[Data excerpts]
________________________________________

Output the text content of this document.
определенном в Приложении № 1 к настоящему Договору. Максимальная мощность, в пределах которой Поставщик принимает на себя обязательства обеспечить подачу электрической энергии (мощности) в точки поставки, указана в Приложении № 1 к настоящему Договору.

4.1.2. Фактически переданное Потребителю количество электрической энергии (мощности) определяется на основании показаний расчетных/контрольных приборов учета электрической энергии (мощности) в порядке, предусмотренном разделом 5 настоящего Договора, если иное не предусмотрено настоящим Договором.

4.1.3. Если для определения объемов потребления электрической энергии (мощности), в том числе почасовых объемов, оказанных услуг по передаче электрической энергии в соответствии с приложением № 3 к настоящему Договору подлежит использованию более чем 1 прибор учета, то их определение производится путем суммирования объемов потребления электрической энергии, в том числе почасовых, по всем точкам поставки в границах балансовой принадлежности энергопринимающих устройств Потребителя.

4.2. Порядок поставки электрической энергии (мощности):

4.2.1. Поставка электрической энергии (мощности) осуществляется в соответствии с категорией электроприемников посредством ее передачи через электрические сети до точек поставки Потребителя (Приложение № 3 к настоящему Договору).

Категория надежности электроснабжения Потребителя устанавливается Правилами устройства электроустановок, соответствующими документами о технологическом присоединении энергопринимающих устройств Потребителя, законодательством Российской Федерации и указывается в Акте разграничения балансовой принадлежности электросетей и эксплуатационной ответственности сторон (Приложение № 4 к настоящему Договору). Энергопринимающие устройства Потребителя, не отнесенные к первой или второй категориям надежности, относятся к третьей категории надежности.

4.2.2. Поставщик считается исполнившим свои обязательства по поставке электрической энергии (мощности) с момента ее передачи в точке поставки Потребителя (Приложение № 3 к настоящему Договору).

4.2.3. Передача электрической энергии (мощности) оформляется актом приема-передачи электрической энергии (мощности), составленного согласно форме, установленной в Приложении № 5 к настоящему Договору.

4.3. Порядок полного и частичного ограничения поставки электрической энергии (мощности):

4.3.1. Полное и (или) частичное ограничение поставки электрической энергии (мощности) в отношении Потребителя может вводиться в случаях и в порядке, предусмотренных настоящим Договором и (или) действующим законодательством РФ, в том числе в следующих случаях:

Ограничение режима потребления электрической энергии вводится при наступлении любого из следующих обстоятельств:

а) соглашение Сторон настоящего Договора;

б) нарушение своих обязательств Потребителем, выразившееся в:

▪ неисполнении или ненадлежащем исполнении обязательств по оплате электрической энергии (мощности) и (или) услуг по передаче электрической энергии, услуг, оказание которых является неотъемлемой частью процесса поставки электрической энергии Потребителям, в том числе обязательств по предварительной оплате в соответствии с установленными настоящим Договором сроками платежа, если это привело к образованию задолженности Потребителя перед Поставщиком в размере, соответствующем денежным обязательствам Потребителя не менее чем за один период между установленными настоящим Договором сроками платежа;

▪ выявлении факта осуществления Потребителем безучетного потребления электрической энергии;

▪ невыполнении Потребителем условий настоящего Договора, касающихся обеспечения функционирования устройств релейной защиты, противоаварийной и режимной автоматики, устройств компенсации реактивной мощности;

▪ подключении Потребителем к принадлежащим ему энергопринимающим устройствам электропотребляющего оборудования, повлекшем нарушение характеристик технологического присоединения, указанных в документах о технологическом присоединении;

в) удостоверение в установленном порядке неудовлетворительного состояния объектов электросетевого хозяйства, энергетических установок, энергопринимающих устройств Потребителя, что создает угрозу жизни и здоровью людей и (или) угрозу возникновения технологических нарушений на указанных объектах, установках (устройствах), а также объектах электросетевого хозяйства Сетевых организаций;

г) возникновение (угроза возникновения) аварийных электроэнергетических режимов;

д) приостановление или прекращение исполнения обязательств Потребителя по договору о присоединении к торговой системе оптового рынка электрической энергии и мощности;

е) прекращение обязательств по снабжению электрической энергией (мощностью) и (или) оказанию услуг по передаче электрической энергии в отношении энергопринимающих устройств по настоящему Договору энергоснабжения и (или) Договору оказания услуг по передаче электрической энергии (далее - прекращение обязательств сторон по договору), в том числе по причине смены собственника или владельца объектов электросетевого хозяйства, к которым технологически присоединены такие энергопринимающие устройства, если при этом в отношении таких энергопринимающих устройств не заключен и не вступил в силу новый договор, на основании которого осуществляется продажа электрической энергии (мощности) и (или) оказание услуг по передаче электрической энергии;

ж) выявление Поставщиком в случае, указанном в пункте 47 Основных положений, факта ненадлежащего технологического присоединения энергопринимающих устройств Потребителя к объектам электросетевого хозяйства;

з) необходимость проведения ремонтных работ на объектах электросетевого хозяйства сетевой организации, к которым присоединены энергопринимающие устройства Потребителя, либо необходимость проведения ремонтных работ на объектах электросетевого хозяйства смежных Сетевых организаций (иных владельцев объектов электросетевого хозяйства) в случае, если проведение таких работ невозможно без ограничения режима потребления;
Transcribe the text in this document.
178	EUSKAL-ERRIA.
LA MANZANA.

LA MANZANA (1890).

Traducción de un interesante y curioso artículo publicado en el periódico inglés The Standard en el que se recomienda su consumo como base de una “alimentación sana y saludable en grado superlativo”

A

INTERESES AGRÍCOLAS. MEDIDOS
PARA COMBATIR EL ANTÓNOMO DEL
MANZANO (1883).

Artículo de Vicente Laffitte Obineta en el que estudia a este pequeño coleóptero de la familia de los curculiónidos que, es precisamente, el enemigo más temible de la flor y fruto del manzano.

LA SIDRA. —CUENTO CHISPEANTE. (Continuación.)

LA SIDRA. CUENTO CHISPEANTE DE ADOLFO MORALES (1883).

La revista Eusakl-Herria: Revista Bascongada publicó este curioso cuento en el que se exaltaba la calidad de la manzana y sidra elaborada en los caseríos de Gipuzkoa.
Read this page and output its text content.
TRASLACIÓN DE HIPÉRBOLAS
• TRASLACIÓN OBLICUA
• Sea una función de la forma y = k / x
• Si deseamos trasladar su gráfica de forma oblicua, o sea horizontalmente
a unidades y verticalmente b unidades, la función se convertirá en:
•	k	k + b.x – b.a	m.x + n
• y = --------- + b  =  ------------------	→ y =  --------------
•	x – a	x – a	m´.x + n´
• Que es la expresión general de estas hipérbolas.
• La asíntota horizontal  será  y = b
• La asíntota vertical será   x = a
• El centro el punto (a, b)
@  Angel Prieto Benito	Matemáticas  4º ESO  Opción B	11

________________________________________

**Set exercise:** Every line of the material must be returned exactly as it appears.

**Solution to the exercise:**
Output the text content of this document.
определенном в Приложении № 1 к настоящему Договору. Максимальная мощность, в пределах которой Поставщик принимает на себя обязательства обеспечить подачу электрической энергии (мощности) в точки поставки, указана в Приложении № 1 к настоящему Договору.

4.1.2. Фактически переданное Потребителю количество электрической энергии (мощности) определяется на основании показаний расчетных/контрольных приборов учета электрической энергии (мощности) в порядке, предусмотренном разделом 5 настоящего Договора, если иное не предусмотрено настоящим Договором.

4.1.3. Если для определения объемов потребления электрической энергии (мощности), в том числе почасовых объемов, оказанных услуг по передаче электрической энергии в соответствии с приложением № 3 к настоящему Договору подлежит использованию более чем 1 прибор учета, то их определение производится путем суммирования объемов потребления электрической энергии, в том числе почасовых, по всем точкам поставки в границах балансовой принадлежности энергопринимающих устройств Потребителя.

4.2. Порядок поставки электрической энергии (мощности):

4.2.1. Поставка электрической энергии (мощности) осуществляется в соответствии с категорией электроприемников посредством ее передачи через электрические сети до точек поставки Потребителя (Приложение № 3 к настоящему Договору).

Категория надежности электроснабжения Потребителя устанавливается Правилами устройства электроустановок, соответствующими документами о технологическом присоединении энергопринимающих устройств Потребителя, законодательством Российской Федерации и указывается в Акте разграничения балансовой принадлежности электросетей и эксплуатационной ответственности сторон (Приложение № 4 к настоящему Договору). Энергопринимающие устройства Потребителя, не отнесенные к первой или второй категориям надежности, относятся к третьей категории надежности.

4.2.2. Поставщик считается исполнившим свои обязательства по поставке электрической энергии (мощности) с момента ее передачи в точке поставки Потребителя (Приложение № 3 к настоящему Договору).

4.2.3. Передача электрической энергии (мощности) оформляется актом приема-передачи электрической энергии (мощности), составленного согласно форме, установленной в Приложении № 5 к настоящему Договору.

4.3. Порядок полного и частичного ограничения поставки электрической энергии (мощности):

4.3.1. Полное и (или) частичное ограничение поставки электрической энергии (мощности) в отношении Потребителя может вводиться в случаях и в порядке, предусмотренных настоящим Договором и (или) действующим законодательством РФ, в том числе в следующих случаях:

Ограничение режима потребления электрической энергии вводится при наступлении любого из следующих обстоятельств:

а) соглашение Сторон настоящего Договора;

б) нарушение своих обязательств Потребителем, выразившееся в:

▪ неисполнении или ненадлежащем исполнении обязательств по оплате электрической энергии (мощности) и (или) услуг по передаче электрической энергии, услуг, оказание которых является неотъемлемой частью процесса поставки электрической энергии Потребителям, в том числе обязательств по предварительной оплате в соответствии с установленными настоящим Договором сроками платежа, если это привело к образованию задолженности Потребителя перед Поставщиком в размере, соответствующем денежным обязательствам Потребителя не менее чем за один период между установленными настоящим Договором сроками платежа;

▪ выявлении факта осуществления Потребителем безучетного потребления электрической энергии;

▪ невыполнении Потребителем условий настоящего Договора, касающихся обеспечения функционирования устройств релейной защиты, противоаварийной и режимной автоматики, устройств компенсации реактивной мощности;

▪ подключении Потребителем к принадлежащим ему энергопринимающим устройствам электропотребляющего оборудования, повлекшем нарушение характеристик технологического присоединения, указанных в документах о технологическом присоединении;

в) удостоверение в установленном порядке неудовлетворительного состояния объектов электросетевого хозяйства, энергетических установок, энергопринимающих устройств Потребителя, что создает угрозу жизни и здоровью людей и (или) угрозу возникновения технологических нарушений на указанных объектах, установках (устройствах), а также объектах электросетевого хозяйства Сетевых организаций;

г) возникновение (угроза возникновения) аварийных электроэнергетических режимов;

д) приостановление или прекращение исполнения обязательств Потребителя по договору о присоединении к торговой системе оптового рынка электрической энергии и мощности;

е) прекращение обязательств по снабжению электрической энергией (мощностью) и (или) оказанию услуг по передаче электрической энергии в отношении энергопринимающих устройств по настоящему Договору энергоснабжения и (или) Договору оказания услуг по передаче электрической энергии (далее - прекращение обязательств сторон по договору), в том числе по причине смены собственника или владельца объектов электросетевого хозяйства, к которым технологически присоединены такие энергопринимающие устройства, если при этом в отношении таких энергопринимающих устройств не заключен и не вступил в силу новый договор, на основании которого осуществляется продажа электрической энергии (мощности) и (или) оказание услуг по передаче электрической энергии;

ж) выявление Поставщиком в случае, указанном в пункте 47 Основных положений, факта ненадлежащего технологического присоединения энергопринимающих устройств Потребителя к объектам электросетевого хозяйства;

з) необходимость проведения ремонтных работ на объектах электросетевого хозяйства сетевой организации, к которым присоединены энергопринимающие устройства Потребителя, либо необходимость проведения ремонтных работ на объектах электросетевого хозяйства смежных Сетевых организаций (иных владельцев объектов электросетевого хозяйства) в случае, если проведение таких работ невозможно без ограничения режима потребления;
Transcribe the text in this document.
178	EUSKAL-ERRIA.
LA MANZANA.

LA MANZANA (1890).

Traducción de un interesante y curioso artículo publicado en el periódico inglés The Standard en el que se recomienda su consumo como base de una “alimentación sana y saludable en grado superlativo”

A

INTERESES AGRÍCOLAS. MEDIDOS
PARA COMBATIR EL ANTÓNOMO DEL
MANZANO (1883).

Artículo de Vicente Laffitte Obineta en el que estudia a este pequeño coleóptero de la familia de los curculiónidos que, es precisamente, el enemigo más temible de la flor y fruto del manzano.

LA SIDRA. —CUENTO CHISPEANTE. (Continuación.)

LA SIDRA. CUENTO CHISPEANTE DE ADOLFO MORALES (1883).

La revista Eusakl-Herria: Revista Bascongada publicó este curioso cuento en el que se exaltaba la calidad de la manzana y sidra elaborada en los caseríos de Gipuzkoa.
Read this page and output its text content.
TRASLACIÓN DE HIPÉRBOLAS
• TRASLACIÓN OBLICUA
• Sea una función de la forma y = k / x
• Si deseamos trasladar su gráfica de forma oblicua, o sea horizontalmente
a unidades y verticalmente b unidades, la función se convertirá en:
•	k	k + b.x – b.a	m.x + n
• y = --------- + b  =  ------------------	→ y =  --------------
•	x – a	x – a	m´.x + n´
• Que es la expresión general de estas hipérbolas.
• La asíntota horizontal  será  y = b
• La asíntota vertical será   x = a
• El centro el punto (a, b)
@  Angel Prieto Benito	Matemáticas  4º ESO  Opción B	11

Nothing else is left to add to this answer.